### Written task:
Below is a listing. Gather each line of it that contains "ayant".

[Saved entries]

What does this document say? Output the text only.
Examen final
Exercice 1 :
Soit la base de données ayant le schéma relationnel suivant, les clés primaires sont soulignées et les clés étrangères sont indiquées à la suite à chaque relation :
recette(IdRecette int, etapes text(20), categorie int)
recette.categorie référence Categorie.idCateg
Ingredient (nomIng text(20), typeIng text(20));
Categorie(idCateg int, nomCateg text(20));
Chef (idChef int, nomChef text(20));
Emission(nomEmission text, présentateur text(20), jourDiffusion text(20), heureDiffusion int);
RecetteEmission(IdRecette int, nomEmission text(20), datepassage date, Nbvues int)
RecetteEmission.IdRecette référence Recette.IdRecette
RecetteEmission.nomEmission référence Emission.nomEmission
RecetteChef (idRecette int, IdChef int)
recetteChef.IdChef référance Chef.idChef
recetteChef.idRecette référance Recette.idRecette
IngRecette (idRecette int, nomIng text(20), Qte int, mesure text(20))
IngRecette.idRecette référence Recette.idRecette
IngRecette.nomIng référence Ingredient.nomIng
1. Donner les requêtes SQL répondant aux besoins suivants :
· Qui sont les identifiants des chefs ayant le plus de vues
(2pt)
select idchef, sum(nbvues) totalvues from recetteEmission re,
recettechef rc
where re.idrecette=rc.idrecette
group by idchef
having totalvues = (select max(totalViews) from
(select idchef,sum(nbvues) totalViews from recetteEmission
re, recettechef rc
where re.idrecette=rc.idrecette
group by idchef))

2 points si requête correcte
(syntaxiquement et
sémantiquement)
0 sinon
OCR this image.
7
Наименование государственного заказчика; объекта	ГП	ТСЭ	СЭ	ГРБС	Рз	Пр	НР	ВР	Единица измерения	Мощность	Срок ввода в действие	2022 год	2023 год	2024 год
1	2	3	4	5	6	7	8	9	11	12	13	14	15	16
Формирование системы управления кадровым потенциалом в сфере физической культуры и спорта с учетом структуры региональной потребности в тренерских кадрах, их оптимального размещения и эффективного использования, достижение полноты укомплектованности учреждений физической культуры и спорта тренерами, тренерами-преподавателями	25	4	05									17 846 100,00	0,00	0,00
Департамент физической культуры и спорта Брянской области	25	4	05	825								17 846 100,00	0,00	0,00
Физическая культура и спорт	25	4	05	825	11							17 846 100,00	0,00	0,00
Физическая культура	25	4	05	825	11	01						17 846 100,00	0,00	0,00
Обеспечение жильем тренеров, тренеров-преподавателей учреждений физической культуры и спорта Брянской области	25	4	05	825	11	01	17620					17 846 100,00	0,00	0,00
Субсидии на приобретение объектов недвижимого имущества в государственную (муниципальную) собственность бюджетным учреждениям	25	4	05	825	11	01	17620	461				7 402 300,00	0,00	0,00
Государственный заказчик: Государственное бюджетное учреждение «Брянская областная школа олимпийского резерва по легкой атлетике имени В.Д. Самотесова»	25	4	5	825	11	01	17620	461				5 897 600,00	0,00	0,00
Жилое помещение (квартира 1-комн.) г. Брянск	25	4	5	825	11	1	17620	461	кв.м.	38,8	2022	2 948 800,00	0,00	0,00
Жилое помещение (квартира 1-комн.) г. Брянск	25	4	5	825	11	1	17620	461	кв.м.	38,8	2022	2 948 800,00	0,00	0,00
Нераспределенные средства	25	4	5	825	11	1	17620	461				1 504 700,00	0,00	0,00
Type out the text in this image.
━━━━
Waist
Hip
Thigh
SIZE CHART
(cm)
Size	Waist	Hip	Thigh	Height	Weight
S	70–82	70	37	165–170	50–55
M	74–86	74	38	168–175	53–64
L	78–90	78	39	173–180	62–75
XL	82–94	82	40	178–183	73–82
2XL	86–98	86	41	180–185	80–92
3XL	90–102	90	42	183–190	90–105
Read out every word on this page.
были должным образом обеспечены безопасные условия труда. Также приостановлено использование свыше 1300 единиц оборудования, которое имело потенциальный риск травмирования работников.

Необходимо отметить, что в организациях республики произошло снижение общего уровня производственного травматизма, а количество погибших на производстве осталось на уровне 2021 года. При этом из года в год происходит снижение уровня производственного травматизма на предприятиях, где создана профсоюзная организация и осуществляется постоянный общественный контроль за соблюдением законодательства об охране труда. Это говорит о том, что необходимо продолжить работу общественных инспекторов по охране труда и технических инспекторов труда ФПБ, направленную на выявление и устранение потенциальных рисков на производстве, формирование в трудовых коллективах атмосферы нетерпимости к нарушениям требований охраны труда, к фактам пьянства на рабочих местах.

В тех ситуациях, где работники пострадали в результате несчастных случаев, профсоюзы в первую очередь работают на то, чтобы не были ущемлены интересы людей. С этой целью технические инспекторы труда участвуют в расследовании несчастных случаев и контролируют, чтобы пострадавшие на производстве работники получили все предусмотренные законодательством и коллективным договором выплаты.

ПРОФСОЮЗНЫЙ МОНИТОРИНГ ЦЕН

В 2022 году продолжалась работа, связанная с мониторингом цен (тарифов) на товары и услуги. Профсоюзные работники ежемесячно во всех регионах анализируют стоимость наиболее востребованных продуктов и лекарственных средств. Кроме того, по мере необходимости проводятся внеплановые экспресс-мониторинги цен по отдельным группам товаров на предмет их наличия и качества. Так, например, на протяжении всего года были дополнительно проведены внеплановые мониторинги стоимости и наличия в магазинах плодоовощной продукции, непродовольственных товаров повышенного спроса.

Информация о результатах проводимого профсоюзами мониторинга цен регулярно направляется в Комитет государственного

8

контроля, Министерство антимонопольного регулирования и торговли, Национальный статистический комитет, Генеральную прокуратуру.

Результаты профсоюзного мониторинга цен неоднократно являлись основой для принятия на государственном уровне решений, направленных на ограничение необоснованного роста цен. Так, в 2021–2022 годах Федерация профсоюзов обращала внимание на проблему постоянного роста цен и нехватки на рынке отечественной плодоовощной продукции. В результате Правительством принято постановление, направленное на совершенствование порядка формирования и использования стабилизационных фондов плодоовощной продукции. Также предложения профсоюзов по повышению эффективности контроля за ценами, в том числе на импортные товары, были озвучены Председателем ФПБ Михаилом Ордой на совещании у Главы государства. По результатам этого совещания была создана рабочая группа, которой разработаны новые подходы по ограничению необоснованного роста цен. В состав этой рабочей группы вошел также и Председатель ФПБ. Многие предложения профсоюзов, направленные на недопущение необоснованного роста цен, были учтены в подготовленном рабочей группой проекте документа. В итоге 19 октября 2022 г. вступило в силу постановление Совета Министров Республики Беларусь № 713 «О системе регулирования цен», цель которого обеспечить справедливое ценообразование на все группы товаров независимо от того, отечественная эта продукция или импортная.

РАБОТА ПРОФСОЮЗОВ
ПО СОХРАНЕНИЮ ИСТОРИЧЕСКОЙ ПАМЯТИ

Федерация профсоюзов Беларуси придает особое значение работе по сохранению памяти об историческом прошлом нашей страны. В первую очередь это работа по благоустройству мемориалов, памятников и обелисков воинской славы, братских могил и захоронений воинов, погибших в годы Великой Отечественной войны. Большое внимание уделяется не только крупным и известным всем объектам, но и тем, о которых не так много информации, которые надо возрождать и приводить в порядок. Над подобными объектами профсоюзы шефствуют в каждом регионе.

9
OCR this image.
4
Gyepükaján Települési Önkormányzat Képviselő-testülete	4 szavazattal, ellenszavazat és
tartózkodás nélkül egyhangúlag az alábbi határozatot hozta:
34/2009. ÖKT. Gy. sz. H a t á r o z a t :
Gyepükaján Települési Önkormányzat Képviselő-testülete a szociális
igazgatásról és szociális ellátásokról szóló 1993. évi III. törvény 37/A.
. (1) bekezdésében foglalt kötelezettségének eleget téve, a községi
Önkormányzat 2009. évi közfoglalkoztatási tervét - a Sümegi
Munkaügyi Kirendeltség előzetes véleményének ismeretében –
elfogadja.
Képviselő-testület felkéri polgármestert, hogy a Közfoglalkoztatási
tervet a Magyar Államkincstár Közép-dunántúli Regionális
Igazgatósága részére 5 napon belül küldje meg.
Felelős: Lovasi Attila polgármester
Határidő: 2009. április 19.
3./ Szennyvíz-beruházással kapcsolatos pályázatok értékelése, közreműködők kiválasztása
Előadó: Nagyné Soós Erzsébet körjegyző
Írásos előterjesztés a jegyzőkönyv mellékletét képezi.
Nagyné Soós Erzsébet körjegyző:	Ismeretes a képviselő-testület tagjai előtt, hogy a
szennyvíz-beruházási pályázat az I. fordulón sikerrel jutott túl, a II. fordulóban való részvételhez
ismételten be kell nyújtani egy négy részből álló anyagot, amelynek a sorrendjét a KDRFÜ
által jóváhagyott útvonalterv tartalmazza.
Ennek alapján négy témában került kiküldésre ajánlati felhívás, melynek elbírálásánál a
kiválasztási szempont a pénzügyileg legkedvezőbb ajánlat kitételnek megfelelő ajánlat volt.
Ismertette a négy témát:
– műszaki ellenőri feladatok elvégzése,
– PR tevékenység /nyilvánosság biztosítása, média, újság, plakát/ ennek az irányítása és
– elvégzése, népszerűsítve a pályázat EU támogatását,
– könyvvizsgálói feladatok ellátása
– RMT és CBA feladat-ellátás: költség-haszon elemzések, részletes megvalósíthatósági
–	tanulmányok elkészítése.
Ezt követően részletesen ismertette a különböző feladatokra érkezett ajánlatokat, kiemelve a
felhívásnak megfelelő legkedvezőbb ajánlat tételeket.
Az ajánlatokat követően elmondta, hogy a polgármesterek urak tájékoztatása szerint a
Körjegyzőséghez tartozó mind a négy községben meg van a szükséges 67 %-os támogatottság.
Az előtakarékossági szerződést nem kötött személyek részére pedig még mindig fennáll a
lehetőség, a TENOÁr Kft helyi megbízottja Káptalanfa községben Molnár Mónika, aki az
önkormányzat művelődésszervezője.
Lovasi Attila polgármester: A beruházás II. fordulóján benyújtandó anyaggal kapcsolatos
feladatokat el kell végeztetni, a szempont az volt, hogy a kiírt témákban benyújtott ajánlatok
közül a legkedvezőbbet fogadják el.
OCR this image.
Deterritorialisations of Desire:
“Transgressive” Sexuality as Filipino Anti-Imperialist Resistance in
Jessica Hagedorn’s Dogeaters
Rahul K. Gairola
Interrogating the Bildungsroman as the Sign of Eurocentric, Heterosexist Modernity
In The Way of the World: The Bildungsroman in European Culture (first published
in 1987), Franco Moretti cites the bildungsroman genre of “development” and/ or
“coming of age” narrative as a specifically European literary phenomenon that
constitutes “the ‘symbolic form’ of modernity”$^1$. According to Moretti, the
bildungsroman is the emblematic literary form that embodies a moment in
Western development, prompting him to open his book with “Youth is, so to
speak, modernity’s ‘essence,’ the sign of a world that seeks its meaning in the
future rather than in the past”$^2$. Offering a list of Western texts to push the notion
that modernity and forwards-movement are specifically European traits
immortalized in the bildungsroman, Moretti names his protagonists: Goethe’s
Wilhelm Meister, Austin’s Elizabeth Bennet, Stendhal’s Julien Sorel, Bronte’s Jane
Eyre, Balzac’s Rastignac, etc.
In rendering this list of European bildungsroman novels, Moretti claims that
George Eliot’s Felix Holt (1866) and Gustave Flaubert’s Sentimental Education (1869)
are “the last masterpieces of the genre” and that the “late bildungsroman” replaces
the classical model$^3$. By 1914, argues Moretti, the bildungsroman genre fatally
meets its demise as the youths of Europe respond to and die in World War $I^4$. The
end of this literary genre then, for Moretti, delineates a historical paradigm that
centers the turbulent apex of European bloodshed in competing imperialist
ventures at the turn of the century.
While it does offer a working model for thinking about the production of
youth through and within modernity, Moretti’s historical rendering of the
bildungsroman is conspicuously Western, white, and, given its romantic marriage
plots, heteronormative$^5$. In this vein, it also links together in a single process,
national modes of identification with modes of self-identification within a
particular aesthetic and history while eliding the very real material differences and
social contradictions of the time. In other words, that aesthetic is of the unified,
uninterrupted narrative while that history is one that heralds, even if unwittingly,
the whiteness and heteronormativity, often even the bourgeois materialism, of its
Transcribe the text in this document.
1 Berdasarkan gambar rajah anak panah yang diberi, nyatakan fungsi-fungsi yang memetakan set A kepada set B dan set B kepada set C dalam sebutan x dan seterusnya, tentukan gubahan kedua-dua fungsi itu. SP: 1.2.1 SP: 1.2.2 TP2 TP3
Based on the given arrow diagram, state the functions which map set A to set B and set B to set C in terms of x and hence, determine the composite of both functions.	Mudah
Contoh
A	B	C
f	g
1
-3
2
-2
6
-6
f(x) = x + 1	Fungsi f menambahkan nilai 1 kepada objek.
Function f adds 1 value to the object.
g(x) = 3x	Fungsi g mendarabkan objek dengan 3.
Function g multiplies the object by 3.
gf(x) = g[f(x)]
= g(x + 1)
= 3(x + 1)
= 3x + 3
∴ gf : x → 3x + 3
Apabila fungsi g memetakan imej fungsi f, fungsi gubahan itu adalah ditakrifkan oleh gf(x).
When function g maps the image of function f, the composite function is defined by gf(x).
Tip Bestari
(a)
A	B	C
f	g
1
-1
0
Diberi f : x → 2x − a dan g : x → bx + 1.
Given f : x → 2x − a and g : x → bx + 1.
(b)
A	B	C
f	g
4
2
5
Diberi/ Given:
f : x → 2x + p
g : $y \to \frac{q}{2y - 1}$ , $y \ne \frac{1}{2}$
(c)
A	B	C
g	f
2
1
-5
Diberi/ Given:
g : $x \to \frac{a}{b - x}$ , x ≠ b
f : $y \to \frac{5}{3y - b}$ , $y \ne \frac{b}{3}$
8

### Output of the task:
Soit la base de données ayant le schéma relationnel suivant, les clés primaires sont soulignées et les clés étrangères sont indiquées à la suite à chaque relation :
· Qui sont les identifiants des chefs ayant le plus de vues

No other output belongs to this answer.